▶ [Problem requirements]: Leave out every picture, then transcribe the rest of the listing exactly.

▶ [Data listing]:
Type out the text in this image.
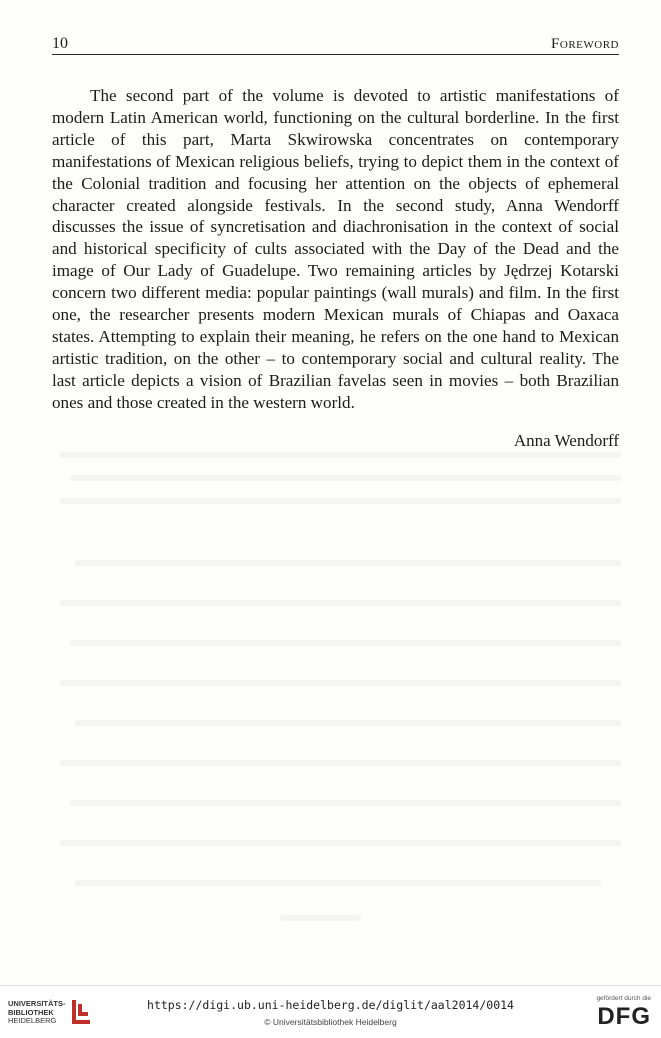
10	Foreword

The second part of the volume is devoted to artistic manifestations of modern Latin American world, functioning on the cultural borderline. In the first article of this part, Marta Skwirowska concentrates on contemporary manifestations of Mexican religious beliefs, trying to depict them in the context of the Colonial tradition and focusing her attention on the objects of ephemeral character created alongside festivals. In the second study, Anna Wendorff discusses the issue of syncretisation and diachronisation in the context of social and historical specificity of cults associated with the Day of the Dead and the image of Our Lady of Guadelupe. Two remaining articles by Jędrzej Kotarski concern two different media: popular paintings (wall murals) and film. In the first one, the researcher presents modern Mexican murals of Chiapas and Oaxaca states. Attempting to explain their meaning, he refers on the one hand to Mexican artistic tradition, on the other – to contemporary social and cultural reality. The last article depicts a vision of Brazilian favelas seen in movies – both Brazilian ones and those created in the western world.

Anna Wendorff
UNIVERSITÄTS-
BIBLIOTHEK
HEIDELBERG
https://digi.ub.uni-heidelberg.de/diglit/aal2014/0014
© Universitätsbibliothek Heidelberg
gefördert durch die
DFG
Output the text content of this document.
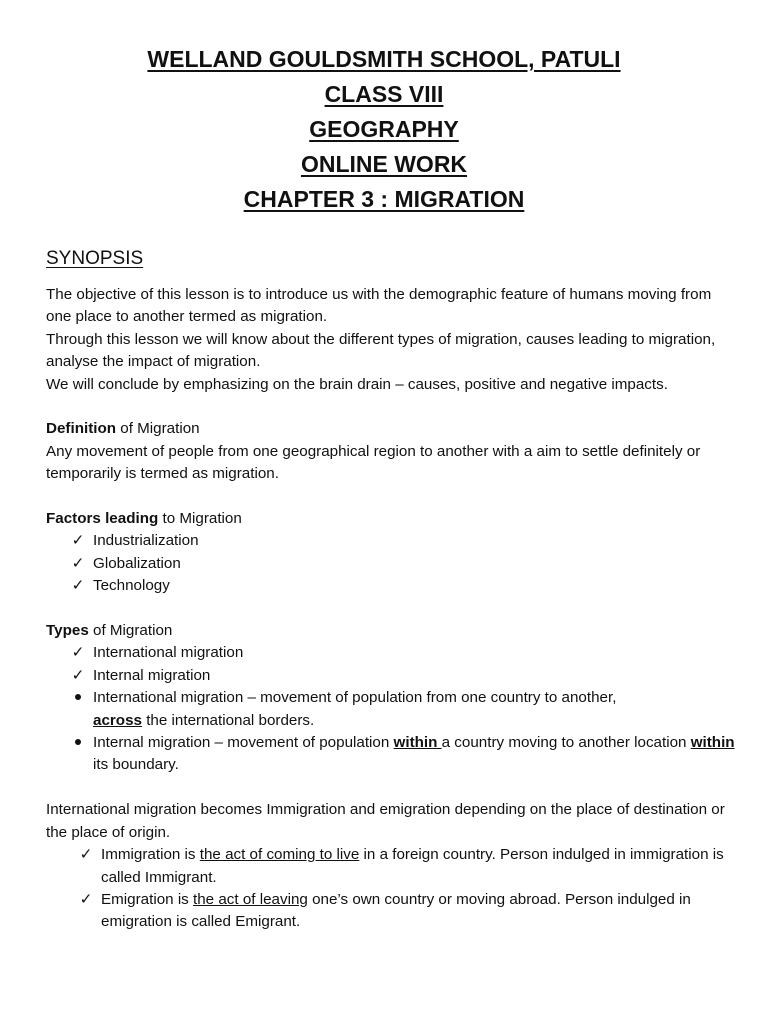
WELLAND GOULDSMITH SCHOOL, PATULI
CLASS VIII
GEOGRAPHY
ONLINE WORK
CHAPTER 3 : MIGRATION
SYNOPSIS

The objective of this lesson is to introduce us with the demographic feature of humans moving from one place to another termed as migration.

Through this lesson we will know about the different types of migration, causes leading to migration, analyse the impact of migration.

We will conclude by emphasizing on the brain drain – causes, positive and negative impacts.

Definition of Migration

Any movement of people from one geographical region to another with a aim to settle definitely or temporarily is termed as migration.

Factors leading to Migration

✓ Industrialization
✓ Globalization
✓ Technology

Types of Migration

✓ International migration
✓ Internal migration
International migration – movement of population from one country to another,
across the international borders.
Internal migration – movement of population within a country moving to another location within its boundary.

International migration becomes Immigration and emigration depending on the place of destination or the place of origin.

✓ Immigration is the act of coming to live in a foreign country. Person indulged in immigration is called Immigrant.
✓ Emigration is the act of leaving one’s own country or moving abroad. Person indulged in emigration is called Emigrant.
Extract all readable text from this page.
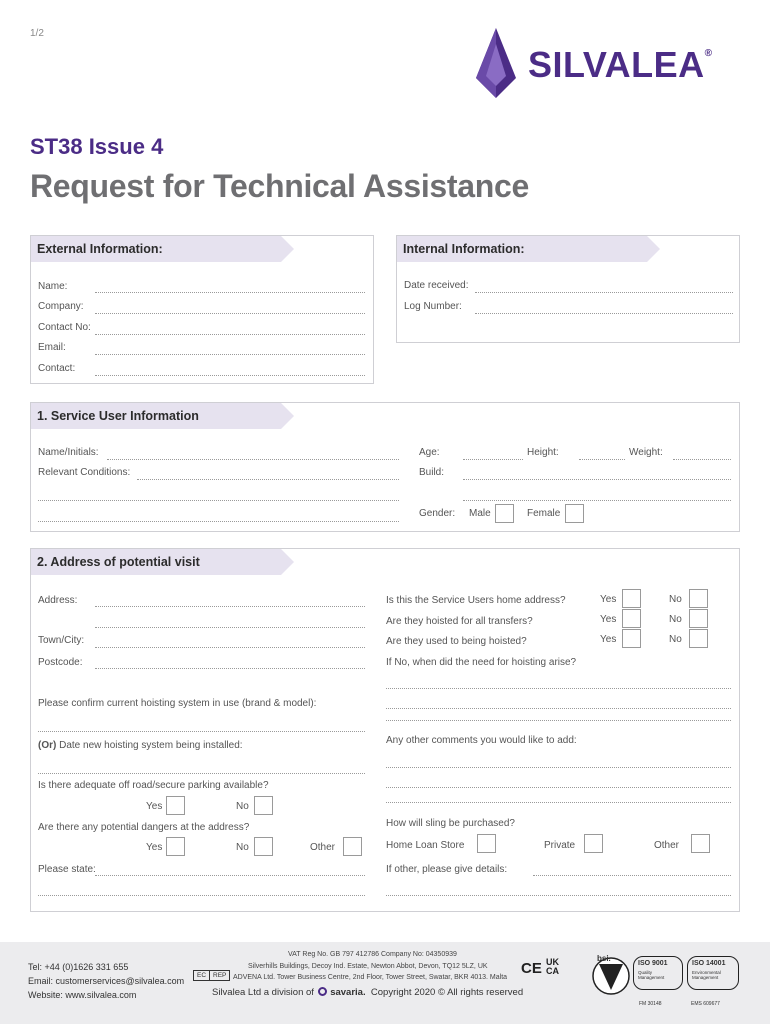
1/2
SILVALEA®
ST38 Issue 4
Request for Technical Assistance
External Information:
Name:
Company:
Contact No:
Email:
Contact:
Internal Information:
Date received:
Log Number:
1. Service User Information
Name/Initials:
Relevant Conditions:
Age:	Height:	Weight:
Build:
Gender: Male	Female
2. Address of potential visit
Address:
Town/City:
Postcode:
Please confirm current hoisting system in use (brand & model):
(Or) Date new hoisting system being installed:
Is there adequate off road/secure parking available?
Yes	No
Are there any potential dangers at the address?
Yes	No	Other
Please state:
Is this the Service Users home address?	Yes	No
Are they hoisted for all transfers?	Yes	No
Are they used to being hoisted?	Yes	No
If No, when did the need for hoisting arise?
Any other comments you would like to add:
How will sling be purchased?
Home Loan Store	Private	Other
If other, please give details:
Tel: +44 (0)1626 331 655
Email: customerservices@silvalea.com
Website: www.silvalea.com
VAT Reg No. GB 797 412786 Company No: 04350939
Silverhills Buildings, Decoy Ind. Estate, Newton Abbot, Devon, TQ12 5LZ, UK
EC REP ADVENA Ltd. Tower Business Centre, 2nd Floor, Tower Street, Swatar, BKR 4013. Malta
CE UK CA
Silvalea Ltd a division of savaria. Copyright 2020 © All rights reserved
bsi.
ISO 9001
Quality Management
FM 30148
ISO 14001
Environmental Management
EMS 609677
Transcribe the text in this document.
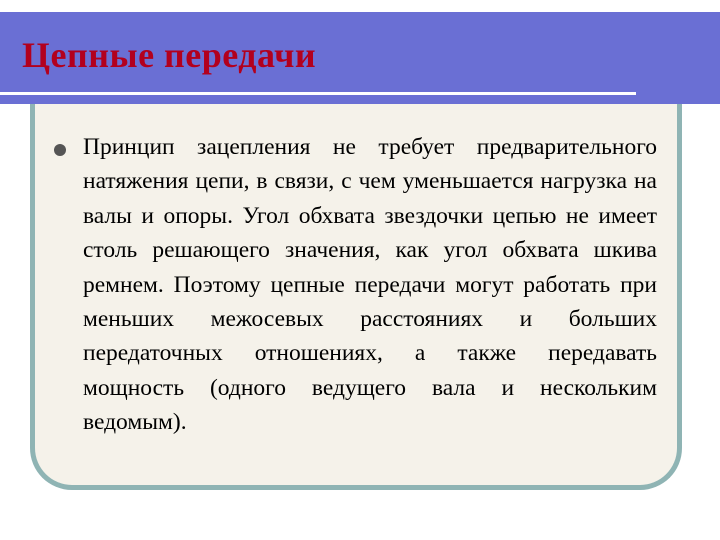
Цепные передачи

Принцип зацепления не требует предварительного натяжения цепи, в связи, с чем уменьшается нагрузка на валы и опоры. Угол обхвата звездочки цепью не имеет столь решающего значения, как угол обхвата шкива ремнем. Поэтому цепные передачи могут работать при меньших межосевых расстояниях и больших передаточных отношениях, а также передавать мощность (одного ведущего вала и нескольким ведомым).
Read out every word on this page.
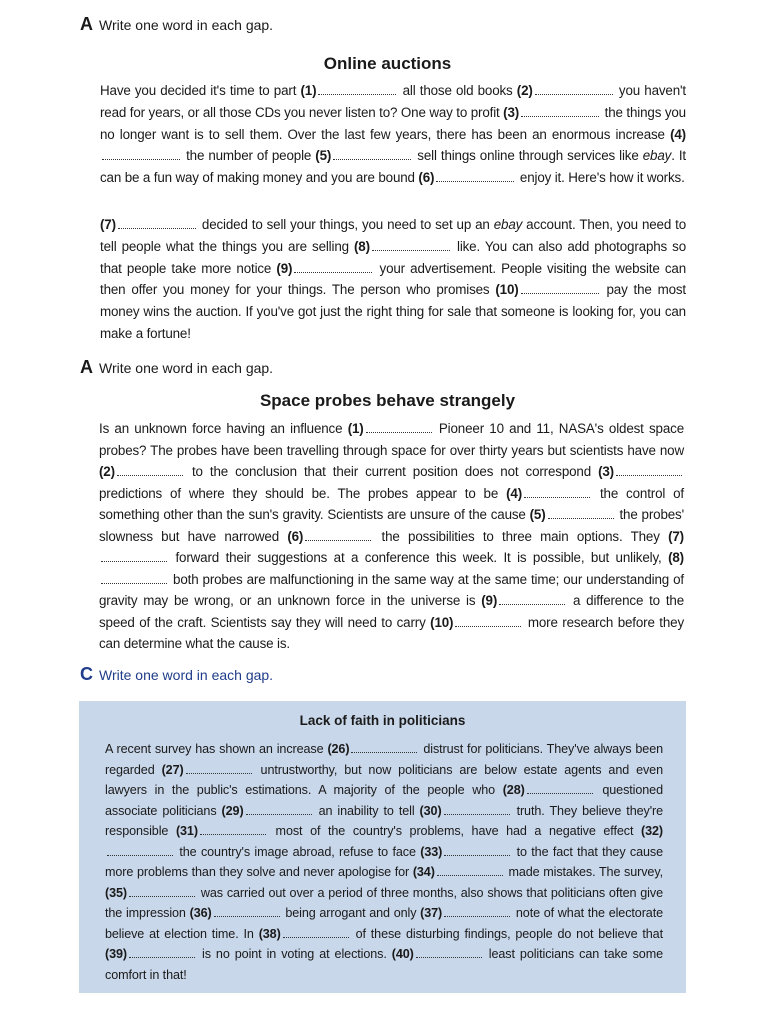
A Write one word in each gap.
Online auctions

Have you decided it's time to part (1)	all those old books (2)	you haven't read for years, or all those CDs you never listen to? One way to profit (3)	the things you no longer want is to sell them. Over the last few years, there has been an enormous increase (4) the number of people (5)	sell things online through services like ebay. It can be a fun way of making money and you are bound (6)	enjoy it. Here's how it works.

(7)	decided to sell your things, you need to set up an ebay account. Then, you need to tell people what the things you are selling (8)	like. You can also add photographs so that people take more notice (9)	your advertisement. People visiting the website can then offer you money for your things. The person who promises (10)	pay the most money wins the auction. If you've got just the right thing for sale that someone is looking for, you can make a fortune!

A Write one word in each gap.
Space probes behave strangely

Is an unknown force having an influence (1)	Pioneer 10 and 11, NASA's oldest space probes? The probes have been travelling through space for over thirty years but scientists have now (2)	to the conclusion that their current position does not correspond (3) predictions of where they should be. The probes appear to be (4)	the control of something other than the sun's gravity. Scientists are unsure of the cause (5)	the probes' slowness but have narrowed (6)	the possibilities to three main options. They (7) forward their suggestions at a conference this week. It is possible, but unlikely, (8) both probes are malfunctioning in the same way at the same time; our understanding of gravity may be wrong, or an unknown force in the universe is (9)	a difference to the speed of the craft. Scientists say they will need to carry (10)	more research before they can determine what the cause is.

C Write one word in each gap.
Lack of faith in politicians

A recent survey has shown an increase (26)	distrust for politicians. They've always been regarded (27)	untrustworthy, but now politicians are below estate agents and even lawyers in the public's estimations. A majority of the people who (28)	questioned associate politicians (29)	an inability to tell (30)	truth. They believe they're responsible (31)	most of the country's problems, have had a negative effect (32) the country's image abroad, refuse to face (33)	to the fact that they cause more problems than they solve and never apologise for (34)	made mistakes. The survey, (35)	was carried out over a period of three months, also shows that politicians often give the impression (36)	being arrogant and only (37)	note of what the electorate believe at election time. In (38)	of these disturbing findings, people do not believe that (39)	is no point in voting at elections. (40)	least politicians can take some comfort in that!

▶ [Result of the exercise]:
Type out the text in this image.
10	Foreword

The second part of the volume is devoted to artistic manifestations of modern Latin American world, functioning on the cultural borderline. In the first article of this part, Marta Skwirowska concentrates on contemporary manifestations of Mexican religious beliefs, trying to depict them in the context of the Colonial tradition and focusing her attention on the objects of ephemeral character created alongside festivals. In the second study, Anna Wendorff discusses the issue of syncretisation and diachronisation in the context of social and historical specificity of cults associated with the Day of the Dead and the image of Our Lady of Guadelupe. Two remaining articles by Jędrzej Kotarski concern two different media: popular paintings (wall murals) and film. In the first one, the researcher presents modern Mexican murals of Chiapas and Oaxaca states. Attempting to explain their meaning, he refers on the one hand to Mexican artistic tradition, on the other – to contemporary social and cultural reality. The last article depicts a vision of Brazilian favelas seen in movies – both Brazilian ones and those created in the western world.

Anna Wendorff
UNIVERSITÄTS-
BIBLIOTHEK
HEIDELBERG
https://digi.ub.uni-heidelberg.de/diglit/aal2014/0014
© Universitätsbibliothek Heidelberg
gefördert durch die
DFG
Output the text content of this document.
WELLAND GOULDSMITH SCHOOL, PATULI
CLASS VIII
GEOGRAPHY
ONLINE WORK
CHAPTER 3 : MIGRATION
SYNOPSIS

The objective of this lesson is to introduce us with the demographic feature of humans moving from one place to another termed as migration.

Through this lesson we will know about the different types of migration, causes leading to migration, analyse the impact of migration.

We will conclude by emphasizing on the brain drain – causes, positive and negative impacts.

Definition of Migration

Any movement of people from one geographical region to another with a aim to settle definitely or temporarily is termed as migration.

Factors leading to Migration

✓ Industrialization
✓ Globalization
✓ Technology

Types of Migration

✓ International migration
✓ Internal migration
International migration – movement of population from one country to another,
across the international borders.
Internal migration – movement of population within a country moving to another location within its boundary.

International migration becomes Immigration and emigration depending on the place of destination or the place of origin.

✓ Immigration is the act of coming to live in a foreign country. Person indulged in immigration is called Immigrant.
✓ Emigration is the act of leaving one’s own country or moving abroad. Person indulged in emigration is called Emigrant.
Extract all readable text from this page.
1/2
SILVALEA®
ST38 Issue 4
Request for Technical Assistance
External Information:
Name:
Company:
Contact No:
Email:
Contact:
Internal Information:
Date received:
Log Number:
1. Service User Information
Name/Initials:
Relevant Conditions:
Age:	Height:	Weight:
Build:
Gender: Male	Female
2. Address of potential visit
Address:
Town/City:
Postcode:
Please confirm current hoisting system in use (brand & model):
(Or) Date new hoisting system being installed:
Is there adequate off road/secure parking available?
Yes	No
Are there any potential dangers at the address?
Yes	No	Other
Please state:
Is this the Service Users home address?	Yes	No
Are they hoisted for all transfers?	Yes	No
Are they used to being hoisted?	Yes	No
If No, when did the need for hoisting arise?
Any other comments you would like to add:
How will sling be purchased?
Home Loan Store	Private	Other
If other, please give details:
Tel: +44 (0)1626 331 655
Email: customerservices@silvalea.com
Website: www.silvalea.com
VAT Reg No. GB 797 412786 Company No: 04350939
Silverhills Buildings, Decoy Ind. Estate, Newton Abbot, Devon, TQ12 5LZ, UK
EC REP ADVENA Ltd. Tower Business Centre, 2nd Floor, Tower Street, Swatar, BKR 4013. Malta
CE UK CA
Silvalea Ltd a division of savaria. Copyright 2020 © All rights reserved
bsi.
ISO 9001
Quality Management
FM 30148
ISO 14001
Environmental Management
EMS 609677
Transcribe the text in this document.
Цепные передачи

Принцип зацепления не требует предварительного натяжения цепи, в связи, с чем уменьшается нагрузка на валы и опоры. Угол обхвата звездочки цепью не имеет столь решающего значения, как угол обхвата шкива ремнем. Поэтому цепные передачи могут работать при меньших межосевых расстояниях и больших передаточных отношениях, а также передавать мощность (одного ведущего вала и нескольким ведомым).
Read out every word on this page.
A Write one word in each gap.
Online auctions

Have you decided it's time to part (1)	all those old books (2)	you haven't read for years, or all those CDs you never listen to? One way to profit (3)	the things you no longer want is to sell them. Over the last few years, there has been an enormous increase (4) the number of people (5)	sell things online through services like ebay. It can be a fun way of making money and you are bound (6)	enjoy it. Here's how it works.

(7)	decided to sell your things, you need to set up an ebay account. Then, you need to tell people what the things you are selling (8)	like. You can also add photographs so that people take more notice (9)	your advertisement. People visiting the website can then offer you money for your things. The person who promises (10)	pay the most money wins the auction. If you've got just the right thing for sale that someone is looking for, you can make a fortune!

A Write one word in each gap.
Space probes behave strangely

Is an unknown force having an influence (1)	Pioneer 10 and 11, NASA's oldest space probes? The probes have been travelling through space for over thirty years but scientists have now (2)	to the conclusion that their current position does not correspond (3) predictions of where they should be. The probes appear to be (4)	the control of something other than the sun's gravity. Scientists are unsure of the cause (5)	the probes' slowness but have narrowed (6)	the possibilities to three main options. They (7) forward their suggestions at a conference this week. It is possible, but unlikely, (8) both probes are malfunctioning in the same way at the same time; our understanding of gravity may be wrong, or an unknown force in the universe is (9)	a difference to the speed of the craft. Scientists say they will need to carry (10)	more research before they can determine what the cause is.

C Write one word in each gap.
Lack of faith in politicians

A recent survey has shown an increase (26)	distrust for politicians. They've always been regarded (27)	untrustworthy, but now politicians are below estate agents and even lawyers in the public's estimations. A majority of the people who (28)	questioned associate politicians (29)	an inability to tell (30)	truth. They believe they're responsible (31)	most of the country's problems, have had a negative effect (32) the country's image abroad, refuse to face (33)	to the fact that they cause more problems than they solve and never apologise for (34)	made mistakes. The survey, (35)	was carried out over a period of three months, also shows that politicians often give the impression (36)	being arrogant and only (37)	note of what the electorate believe at election time. In (38)	of these disturbing findings, people do not believe that (39)	is no point in voting at elections. (40)	least politicians can take some comfort in that!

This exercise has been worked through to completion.